# [SET EXERCISE]
Print out every line, exactly as written.

☆ ☆ ☆ ☆ ☆

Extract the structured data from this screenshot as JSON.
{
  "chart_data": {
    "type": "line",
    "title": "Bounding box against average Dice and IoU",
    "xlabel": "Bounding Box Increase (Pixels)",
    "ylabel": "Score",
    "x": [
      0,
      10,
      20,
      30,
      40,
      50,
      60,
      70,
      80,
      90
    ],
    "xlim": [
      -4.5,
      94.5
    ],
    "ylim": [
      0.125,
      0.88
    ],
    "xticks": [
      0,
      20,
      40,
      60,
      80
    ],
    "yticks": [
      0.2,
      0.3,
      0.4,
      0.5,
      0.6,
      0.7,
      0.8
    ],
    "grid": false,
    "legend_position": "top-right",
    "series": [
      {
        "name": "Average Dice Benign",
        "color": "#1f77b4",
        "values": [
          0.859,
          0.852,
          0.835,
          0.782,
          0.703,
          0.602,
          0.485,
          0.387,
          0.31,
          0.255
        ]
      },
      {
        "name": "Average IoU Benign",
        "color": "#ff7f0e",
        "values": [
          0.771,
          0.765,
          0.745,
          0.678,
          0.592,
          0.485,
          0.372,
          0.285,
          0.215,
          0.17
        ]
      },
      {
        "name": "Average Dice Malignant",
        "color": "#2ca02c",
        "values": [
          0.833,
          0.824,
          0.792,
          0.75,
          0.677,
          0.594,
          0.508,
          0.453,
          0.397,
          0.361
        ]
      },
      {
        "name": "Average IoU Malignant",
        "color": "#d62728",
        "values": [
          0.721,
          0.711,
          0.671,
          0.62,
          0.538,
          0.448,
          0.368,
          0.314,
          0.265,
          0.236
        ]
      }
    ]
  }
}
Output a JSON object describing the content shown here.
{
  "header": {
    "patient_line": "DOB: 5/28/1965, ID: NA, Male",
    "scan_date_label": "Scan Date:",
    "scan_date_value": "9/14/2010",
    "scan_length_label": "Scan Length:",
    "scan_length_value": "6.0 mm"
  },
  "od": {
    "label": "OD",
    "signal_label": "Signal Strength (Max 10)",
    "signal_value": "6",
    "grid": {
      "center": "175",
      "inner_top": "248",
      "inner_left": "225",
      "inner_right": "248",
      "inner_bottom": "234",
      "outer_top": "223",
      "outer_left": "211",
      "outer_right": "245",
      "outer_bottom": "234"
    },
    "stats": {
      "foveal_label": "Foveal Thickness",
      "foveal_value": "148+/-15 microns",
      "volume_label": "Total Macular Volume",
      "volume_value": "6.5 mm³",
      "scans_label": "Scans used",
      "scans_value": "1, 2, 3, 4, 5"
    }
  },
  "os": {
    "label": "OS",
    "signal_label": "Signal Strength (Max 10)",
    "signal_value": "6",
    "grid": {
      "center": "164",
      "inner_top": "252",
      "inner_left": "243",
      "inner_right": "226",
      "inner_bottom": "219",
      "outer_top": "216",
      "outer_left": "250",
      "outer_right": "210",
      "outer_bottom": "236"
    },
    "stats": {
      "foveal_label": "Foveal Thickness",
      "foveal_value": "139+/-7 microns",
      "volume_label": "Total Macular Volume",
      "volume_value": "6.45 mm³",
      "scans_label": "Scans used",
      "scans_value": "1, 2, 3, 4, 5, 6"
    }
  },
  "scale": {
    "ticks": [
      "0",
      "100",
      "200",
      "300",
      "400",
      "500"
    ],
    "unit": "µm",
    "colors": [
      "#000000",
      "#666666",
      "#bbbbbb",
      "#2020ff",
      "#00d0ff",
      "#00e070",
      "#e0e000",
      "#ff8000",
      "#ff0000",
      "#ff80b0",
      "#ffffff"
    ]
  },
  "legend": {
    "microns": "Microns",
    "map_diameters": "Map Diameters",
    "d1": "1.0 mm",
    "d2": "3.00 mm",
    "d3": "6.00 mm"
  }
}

☆ ☆ ☆ ☆ ☆

# [RESPONSE TO THIS TASK]
Extract the structured data from this screenshot as JSON.
{
  "chart_data": {
    "type": "line",
    "title": "Bounding box against average Dice and IoU",
    "xlabel": "Bounding Box Increase (Pixels)",
    "ylabel": "Score",
    "x": [
      0,
      10,
      20,
      30,
      40,
      50,
      60,
      70,
      80,
      90
    ],
    "xlim": [
      -4.5,
      94.5
    ],
    "ylim": [
      0.125,
      0.88
    ],
    "xticks": [
      0,
      20,
      40,
      60,
      80
    ],
    "yticks": [
      0.2,
      0.3,
      0.4,
      0.5,
      0.6,
      0.7,
      0.8
    ],
    "grid": false,
    "legend_position": "top-right",
    "series": [
      {
        "name": "Average Dice Benign",
        "color": "#1f77b4",
        "values": [
          0.859,
          0.852,
          0.835,
          0.782,
          0.703,
          0.602,
          0.485,
          0.387,
          0.31,
          0.255
        ]
      },
      {
        "name": "Average IoU Benign",
        "color": "#ff7f0e",
        "values": [
          0.771,
          0.765,
          0.745,
          0.678,
          0.592,
          0.485,
          0.372,
          0.285,
          0.215,
          0.17
        ]
      },
      {
        "name": "Average Dice Malignant",
        "color": "#2ca02c",
        "values": [
          0.833,
          0.824,
          0.792,
          0.75,
          0.677,
          0.594,
          0.508,
          0.453,
          0.397,
          0.361
        ]
      },
      {
        "name": "Average IoU Malignant",
        "color": "#d62728",
        "values": [
          0.721,
          0.711,
          0.671,
          0.62,
          0.538,
          0.448,
          0.368,
          0.314,
          0.265,
          0.236
        ]
      }
    ]
  }
}
Output a JSON object describing the content shown here.
{
  "header": {
    "patient_line": "DOB: 5/28/1965, ID: NA, Male",
    "scan_date_label": "Scan Date:",
    "scan_date_value": "9/14/2010",
    "scan_length_label": "Scan Length:",
    "scan_length_value": "6.0 mm"
  },
  "od": {
    "label": "OD",
    "signal_label": "Signal Strength (Max 10)",
    "signal_value": "6",
    "grid": {
      "center": "175",
      "inner_top": "248",
      "inner_left": "225",
      "inner_right": "248",
      "inner_bottom": "234",
      "outer_top": "223",
      "outer_left": "211",
      "outer_right": "245",
      "outer_bottom": "234"
    },
    "stats": {
      "foveal_label": "Foveal Thickness",
      "foveal_value": "148+/-15 microns",
      "volume_label": "Total Macular Volume",
      "volume_value": "6.5 mm³",
      "scans_label": "Scans used",
      "scans_value": "1, 2, 3, 4, 5"
    }
  },
  "os": {
    "label": "OS",
    "signal_label": "Signal Strength (Max 10)",
    "signal_value": "6",
    "grid": {
      "center": "164",
      "inner_top": "252",
      "inner_left": "243",
      "inner_right": "226",
      "inner_bottom": "219",
      "outer_top": "216",
      "outer_left": "250",
      "outer_right": "210",
      "outer_bottom": "236"
    },
    "stats": {
      "foveal_label": "Foveal Thickness",
      "foveal_value": "139+/-7 microns",
      "volume_label": "Total Macular Volume",
      "volume_value": "6.45 mm³",
      "scans_label": "Scans used",
      "scans_value": "1, 2, 3, 4, 5, 6"
    }
  },
  "scale": {
    "ticks": [
      "0",
      "100",
      "200",
      "300",
      "400",
      "500"
    ],
    "unit": "µm",
    "colors": [
      "#000000",
      "#666666",
      "#bbbbbb",
      "#2020ff",
      "#00d0ff",
      "#00e070",
      "#e0e000",
      "#ff8000",
      "#ff0000",
      "#ff80b0",
      "#ffffff"
    ]
  },
  "legend": {
    "microns": "Microns",
    "map_diameters": "Map Diameters",
    "d1": "1.0 mm",
    "d2": "3.00 mm",
    "d3": "6.00 mm"
  }
}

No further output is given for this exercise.